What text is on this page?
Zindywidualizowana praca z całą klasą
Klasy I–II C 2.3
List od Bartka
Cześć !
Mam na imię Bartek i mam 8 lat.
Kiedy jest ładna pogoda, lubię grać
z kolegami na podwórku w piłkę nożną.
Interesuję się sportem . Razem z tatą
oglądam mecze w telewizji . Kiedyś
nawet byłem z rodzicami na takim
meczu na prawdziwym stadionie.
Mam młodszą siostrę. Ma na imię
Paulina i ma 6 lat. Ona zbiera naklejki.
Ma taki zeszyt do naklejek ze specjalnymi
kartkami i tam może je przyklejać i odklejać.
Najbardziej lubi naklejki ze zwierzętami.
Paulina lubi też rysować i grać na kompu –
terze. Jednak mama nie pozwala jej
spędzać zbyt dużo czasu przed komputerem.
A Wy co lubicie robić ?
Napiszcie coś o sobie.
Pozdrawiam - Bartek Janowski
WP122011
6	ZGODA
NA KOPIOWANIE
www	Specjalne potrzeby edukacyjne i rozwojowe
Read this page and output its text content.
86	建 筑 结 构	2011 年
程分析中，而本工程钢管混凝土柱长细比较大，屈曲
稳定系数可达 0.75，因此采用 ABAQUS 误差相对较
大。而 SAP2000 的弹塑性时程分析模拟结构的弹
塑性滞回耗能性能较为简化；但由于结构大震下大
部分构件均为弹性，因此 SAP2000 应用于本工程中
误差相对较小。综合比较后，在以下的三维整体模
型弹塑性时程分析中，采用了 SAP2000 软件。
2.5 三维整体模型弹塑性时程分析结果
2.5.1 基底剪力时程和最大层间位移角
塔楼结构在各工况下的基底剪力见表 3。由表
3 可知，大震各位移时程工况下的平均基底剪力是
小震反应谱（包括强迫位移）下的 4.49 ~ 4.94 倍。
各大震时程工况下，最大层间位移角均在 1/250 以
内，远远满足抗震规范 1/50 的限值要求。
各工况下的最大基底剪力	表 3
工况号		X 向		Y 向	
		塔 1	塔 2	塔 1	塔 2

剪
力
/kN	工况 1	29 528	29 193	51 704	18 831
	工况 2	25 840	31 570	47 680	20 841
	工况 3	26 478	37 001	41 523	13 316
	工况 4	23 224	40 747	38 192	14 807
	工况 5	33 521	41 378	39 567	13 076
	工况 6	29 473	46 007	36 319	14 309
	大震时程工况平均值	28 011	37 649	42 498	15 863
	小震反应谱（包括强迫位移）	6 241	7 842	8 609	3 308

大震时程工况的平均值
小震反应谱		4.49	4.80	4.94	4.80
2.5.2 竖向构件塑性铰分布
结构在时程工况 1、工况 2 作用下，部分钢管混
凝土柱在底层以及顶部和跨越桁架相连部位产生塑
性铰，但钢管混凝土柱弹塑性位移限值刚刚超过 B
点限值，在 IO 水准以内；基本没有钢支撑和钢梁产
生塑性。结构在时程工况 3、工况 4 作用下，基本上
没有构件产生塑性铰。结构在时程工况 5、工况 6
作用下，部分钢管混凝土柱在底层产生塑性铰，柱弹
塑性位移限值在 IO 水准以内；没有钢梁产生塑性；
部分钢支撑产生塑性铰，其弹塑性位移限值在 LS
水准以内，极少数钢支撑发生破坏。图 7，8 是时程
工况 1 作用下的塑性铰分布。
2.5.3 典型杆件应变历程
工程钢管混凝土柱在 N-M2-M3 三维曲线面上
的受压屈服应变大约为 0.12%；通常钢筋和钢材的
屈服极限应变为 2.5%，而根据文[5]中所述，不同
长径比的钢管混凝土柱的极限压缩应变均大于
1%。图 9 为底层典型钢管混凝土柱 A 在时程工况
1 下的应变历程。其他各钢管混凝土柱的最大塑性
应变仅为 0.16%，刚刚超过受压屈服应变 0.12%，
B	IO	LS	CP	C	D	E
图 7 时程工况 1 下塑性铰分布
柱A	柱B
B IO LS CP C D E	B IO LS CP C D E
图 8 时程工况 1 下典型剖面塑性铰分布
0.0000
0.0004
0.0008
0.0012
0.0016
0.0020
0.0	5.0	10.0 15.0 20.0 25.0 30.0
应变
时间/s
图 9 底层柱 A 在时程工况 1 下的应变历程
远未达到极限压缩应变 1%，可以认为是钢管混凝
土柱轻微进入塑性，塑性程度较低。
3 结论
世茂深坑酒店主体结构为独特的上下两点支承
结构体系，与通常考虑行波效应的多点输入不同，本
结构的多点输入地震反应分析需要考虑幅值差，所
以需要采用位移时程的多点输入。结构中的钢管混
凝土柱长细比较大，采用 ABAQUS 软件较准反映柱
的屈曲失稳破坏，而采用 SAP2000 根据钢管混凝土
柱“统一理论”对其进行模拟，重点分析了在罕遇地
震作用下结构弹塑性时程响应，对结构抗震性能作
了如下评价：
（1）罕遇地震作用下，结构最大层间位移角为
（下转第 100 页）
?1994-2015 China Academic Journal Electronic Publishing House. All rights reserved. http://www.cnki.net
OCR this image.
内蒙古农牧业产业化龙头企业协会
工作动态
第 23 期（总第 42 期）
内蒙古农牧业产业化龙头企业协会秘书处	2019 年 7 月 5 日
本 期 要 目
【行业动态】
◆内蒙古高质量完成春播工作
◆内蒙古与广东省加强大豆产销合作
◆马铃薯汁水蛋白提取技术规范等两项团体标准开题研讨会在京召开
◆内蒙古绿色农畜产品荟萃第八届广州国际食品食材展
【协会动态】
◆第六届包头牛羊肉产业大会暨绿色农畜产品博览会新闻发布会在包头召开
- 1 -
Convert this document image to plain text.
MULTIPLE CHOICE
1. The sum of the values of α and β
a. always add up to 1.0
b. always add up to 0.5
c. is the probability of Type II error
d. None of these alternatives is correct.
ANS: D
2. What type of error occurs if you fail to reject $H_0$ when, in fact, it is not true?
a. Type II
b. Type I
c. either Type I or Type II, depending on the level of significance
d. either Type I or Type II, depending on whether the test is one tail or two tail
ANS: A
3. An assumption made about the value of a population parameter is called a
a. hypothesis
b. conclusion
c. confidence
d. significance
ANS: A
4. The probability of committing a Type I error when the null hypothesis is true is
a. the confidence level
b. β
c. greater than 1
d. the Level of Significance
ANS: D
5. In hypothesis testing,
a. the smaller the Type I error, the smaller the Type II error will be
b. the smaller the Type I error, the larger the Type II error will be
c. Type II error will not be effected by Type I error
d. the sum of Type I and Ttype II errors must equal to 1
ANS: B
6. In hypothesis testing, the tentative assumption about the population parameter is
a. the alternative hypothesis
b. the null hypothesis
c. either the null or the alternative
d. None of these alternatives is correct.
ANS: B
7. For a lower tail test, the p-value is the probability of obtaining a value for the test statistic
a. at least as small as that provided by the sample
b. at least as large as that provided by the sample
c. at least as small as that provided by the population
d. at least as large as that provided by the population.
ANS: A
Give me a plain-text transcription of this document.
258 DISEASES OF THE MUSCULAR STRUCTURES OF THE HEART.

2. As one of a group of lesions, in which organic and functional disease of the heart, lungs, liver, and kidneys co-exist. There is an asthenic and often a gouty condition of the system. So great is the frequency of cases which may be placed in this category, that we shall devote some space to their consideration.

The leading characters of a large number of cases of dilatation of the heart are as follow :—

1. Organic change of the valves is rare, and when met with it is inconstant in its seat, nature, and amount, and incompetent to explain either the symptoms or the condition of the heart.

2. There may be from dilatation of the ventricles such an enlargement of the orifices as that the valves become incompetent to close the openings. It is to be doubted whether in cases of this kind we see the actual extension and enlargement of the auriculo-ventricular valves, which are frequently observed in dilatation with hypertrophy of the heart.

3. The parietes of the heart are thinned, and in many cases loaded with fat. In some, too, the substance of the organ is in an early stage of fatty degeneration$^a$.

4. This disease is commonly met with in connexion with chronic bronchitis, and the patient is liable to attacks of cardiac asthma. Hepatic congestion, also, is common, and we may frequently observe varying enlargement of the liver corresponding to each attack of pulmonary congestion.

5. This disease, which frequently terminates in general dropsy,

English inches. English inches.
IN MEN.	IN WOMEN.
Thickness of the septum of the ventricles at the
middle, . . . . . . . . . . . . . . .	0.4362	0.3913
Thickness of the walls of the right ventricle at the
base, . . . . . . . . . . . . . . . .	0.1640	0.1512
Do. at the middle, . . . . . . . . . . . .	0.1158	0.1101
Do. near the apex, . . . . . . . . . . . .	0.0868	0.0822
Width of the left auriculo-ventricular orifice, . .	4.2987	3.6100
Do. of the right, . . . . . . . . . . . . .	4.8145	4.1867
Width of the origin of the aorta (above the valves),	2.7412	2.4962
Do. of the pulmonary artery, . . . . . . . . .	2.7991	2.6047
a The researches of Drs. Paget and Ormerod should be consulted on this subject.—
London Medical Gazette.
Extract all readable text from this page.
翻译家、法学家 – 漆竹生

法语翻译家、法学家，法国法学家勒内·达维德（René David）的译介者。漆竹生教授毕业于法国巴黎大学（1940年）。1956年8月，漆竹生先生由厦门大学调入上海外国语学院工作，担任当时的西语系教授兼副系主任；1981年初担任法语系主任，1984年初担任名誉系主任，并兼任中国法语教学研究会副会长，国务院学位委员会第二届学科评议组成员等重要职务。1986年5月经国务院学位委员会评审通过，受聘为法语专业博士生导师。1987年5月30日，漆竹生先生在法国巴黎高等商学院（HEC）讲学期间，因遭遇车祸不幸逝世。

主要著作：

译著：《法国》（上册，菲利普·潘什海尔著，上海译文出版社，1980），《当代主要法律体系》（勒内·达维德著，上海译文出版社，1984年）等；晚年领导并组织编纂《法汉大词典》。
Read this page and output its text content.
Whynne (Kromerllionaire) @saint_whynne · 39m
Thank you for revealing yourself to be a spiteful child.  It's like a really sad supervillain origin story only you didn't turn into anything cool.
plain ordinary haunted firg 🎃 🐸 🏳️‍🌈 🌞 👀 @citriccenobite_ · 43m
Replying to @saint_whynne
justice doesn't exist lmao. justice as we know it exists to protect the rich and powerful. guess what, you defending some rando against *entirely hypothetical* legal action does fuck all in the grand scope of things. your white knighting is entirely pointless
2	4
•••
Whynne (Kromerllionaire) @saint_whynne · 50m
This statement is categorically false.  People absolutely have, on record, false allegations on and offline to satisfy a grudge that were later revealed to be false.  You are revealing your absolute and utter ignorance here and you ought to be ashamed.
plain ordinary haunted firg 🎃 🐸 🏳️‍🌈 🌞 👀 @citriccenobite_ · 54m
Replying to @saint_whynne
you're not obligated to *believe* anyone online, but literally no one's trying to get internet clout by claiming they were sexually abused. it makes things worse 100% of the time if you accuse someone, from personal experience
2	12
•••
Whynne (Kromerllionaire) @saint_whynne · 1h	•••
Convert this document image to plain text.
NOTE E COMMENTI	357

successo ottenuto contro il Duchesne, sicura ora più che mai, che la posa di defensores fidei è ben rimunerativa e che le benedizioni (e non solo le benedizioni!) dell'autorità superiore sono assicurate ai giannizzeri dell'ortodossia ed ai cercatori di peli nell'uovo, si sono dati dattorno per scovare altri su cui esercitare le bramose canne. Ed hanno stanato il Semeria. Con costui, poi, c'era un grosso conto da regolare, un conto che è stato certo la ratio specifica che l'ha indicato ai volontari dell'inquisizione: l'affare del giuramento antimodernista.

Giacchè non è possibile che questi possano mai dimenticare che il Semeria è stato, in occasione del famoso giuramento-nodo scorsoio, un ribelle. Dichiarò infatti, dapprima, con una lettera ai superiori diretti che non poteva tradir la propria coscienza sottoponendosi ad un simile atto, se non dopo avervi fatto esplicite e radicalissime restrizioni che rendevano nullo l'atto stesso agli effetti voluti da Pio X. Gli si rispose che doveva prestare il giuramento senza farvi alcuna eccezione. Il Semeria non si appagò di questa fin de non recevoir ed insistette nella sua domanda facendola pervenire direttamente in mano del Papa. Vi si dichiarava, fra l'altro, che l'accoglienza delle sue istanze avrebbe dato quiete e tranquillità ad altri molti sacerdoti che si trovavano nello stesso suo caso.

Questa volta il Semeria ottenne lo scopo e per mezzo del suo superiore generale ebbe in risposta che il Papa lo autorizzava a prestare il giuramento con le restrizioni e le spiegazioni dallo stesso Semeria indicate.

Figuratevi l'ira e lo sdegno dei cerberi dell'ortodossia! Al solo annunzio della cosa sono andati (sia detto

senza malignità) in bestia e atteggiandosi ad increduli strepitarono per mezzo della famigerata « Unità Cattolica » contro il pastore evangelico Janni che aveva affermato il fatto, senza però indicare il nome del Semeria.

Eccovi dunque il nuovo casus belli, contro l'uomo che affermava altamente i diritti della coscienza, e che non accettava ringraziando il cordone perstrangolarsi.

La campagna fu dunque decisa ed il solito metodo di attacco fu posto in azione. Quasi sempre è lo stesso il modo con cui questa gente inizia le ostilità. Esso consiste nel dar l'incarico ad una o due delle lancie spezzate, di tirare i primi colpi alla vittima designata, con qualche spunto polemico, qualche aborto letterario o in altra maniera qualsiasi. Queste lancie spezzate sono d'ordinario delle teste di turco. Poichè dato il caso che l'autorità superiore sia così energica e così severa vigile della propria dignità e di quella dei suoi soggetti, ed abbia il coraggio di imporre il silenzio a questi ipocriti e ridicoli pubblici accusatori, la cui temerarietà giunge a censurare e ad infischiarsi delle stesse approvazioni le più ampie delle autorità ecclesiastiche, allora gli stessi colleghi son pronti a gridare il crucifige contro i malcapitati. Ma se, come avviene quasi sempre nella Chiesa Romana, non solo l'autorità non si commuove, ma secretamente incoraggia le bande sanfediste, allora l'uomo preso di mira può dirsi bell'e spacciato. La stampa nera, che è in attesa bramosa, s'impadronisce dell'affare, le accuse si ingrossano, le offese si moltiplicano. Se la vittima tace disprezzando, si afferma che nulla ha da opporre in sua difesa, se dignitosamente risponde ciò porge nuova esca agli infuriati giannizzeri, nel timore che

= = = = =

## Task description
Looking at the entries above, say how many lines contain the word "Width". Only the number is wanted.

## Completed exercise
2